Data for this exercise »
━━━━━━━━

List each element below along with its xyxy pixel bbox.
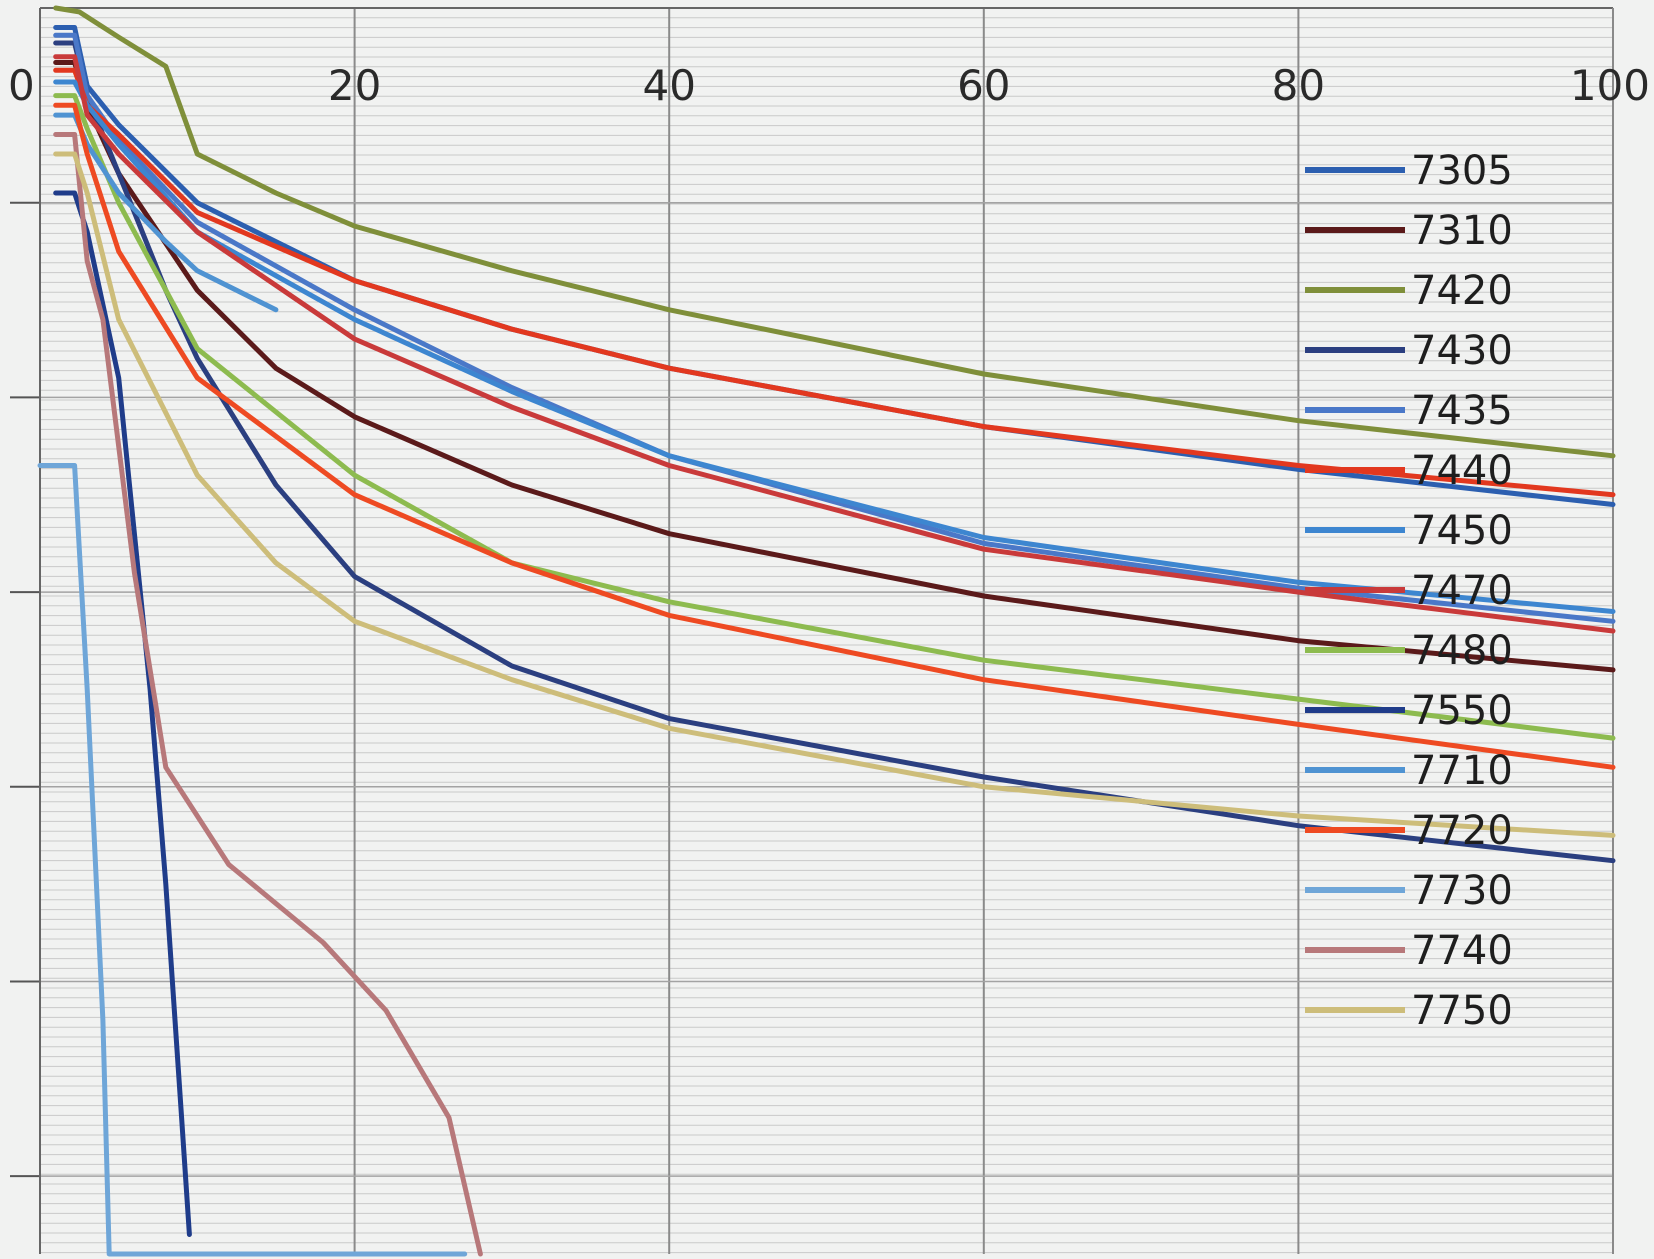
legend-label-7430: 7430: [1411, 328, 1513, 374]
legend-label-7420: 7420: [1411, 268, 1513, 314]
legend-label-7450: 7450: [1411, 508, 1513, 554]
x-tick-label: 40: [642, 61, 695, 110]
legend-label-7710: 7710: [1411, 748, 1513, 794]
legend-label-7550: 7550: [1411, 688, 1513, 734]
legend-label-7440: 7440: [1411, 448, 1513, 494]
series-line-7435: [53, 32, 1616, 624]
legend-label-7435: 7435: [1411, 388, 1513, 434]
x-tick-label: 60: [957, 61, 1010, 110]
series-line-7420: [53, 5, 1616, 459]
legend-label-7305: 7305: [1411, 148, 1513, 194]
series-line-7480: [53, 93, 1616, 741]
series-lines: [37, 5, 1616, 1257]
legend-label-7740: 7740: [1411, 928, 1513, 974]
legend-label-7720: 7720: [1411, 808, 1513, 854]
series-line-7750: [53, 151, 1616, 838]
series-line-7550: [53, 190, 192, 1237]
x-tick-label: 80: [1272, 61, 1325, 110]
series-line-7730: [37, 463, 468, 1257]
legend-label-7480: 7480: [1411, 628, 1513, 674]
legend-label-7310: 7310: [1411, 208, 1513, 254]
legend-label-7750: 7750: [1411, 988, 1513, 1034]
legend: 7305 7310 7420 7430 7435 7440 7450 7470 7480 7550…: [1305, 148, 1513, 1034]
x-tick-labels: 0 20 40 60 80 100: [8, 61, 1650, 110]
x-tick-label: 20: [328, 61, 381, 110]
legend-label-7730: 7730: [1411, 868, 1513, 914]
series-line-7740: [53, 132, 483, 1257]
series-line-7470: [53, 54, 1616, 634]
legend-label-7470: 7470: [1411, 568, 1513, 614]
x-tick-label: 100: [1570, 61, 1650, 110]
series-line-7720: [53, 102, 1616, 770]
x-tick-label: 0: [8, 61, 35, 110]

━━━━━━━━

Problem details » Lay out the lines starting at the one containing "legend-label-7430: 7430: [1411, 328, 1513, 374]" and ending at the one containing "series-line-7435: [53, 32, 1616, 624]" as a numbered list, omitting any blank lines.

Answer for this exercise »
1. legend-label-7430: 7430: [1411, 328, 1513, 374]
2. legend-label-7420: 7420: [1411, 268, 1513, 314]
3. legend-label-7450: 7450: [1411, 508, 1513, 554]
4. x-tick-label: 40: [642, 61, 695, 110]
5. legend-label-7710: 7710: [1411, 748, 1513, 794]
6. legend-label-7550: 7550: [1411, 688, 1513, 734]
7. legend-label-7440: 7440: [1411, 448, 1513, 494]
8. series-line-7435: [53, 32, 1616, 624]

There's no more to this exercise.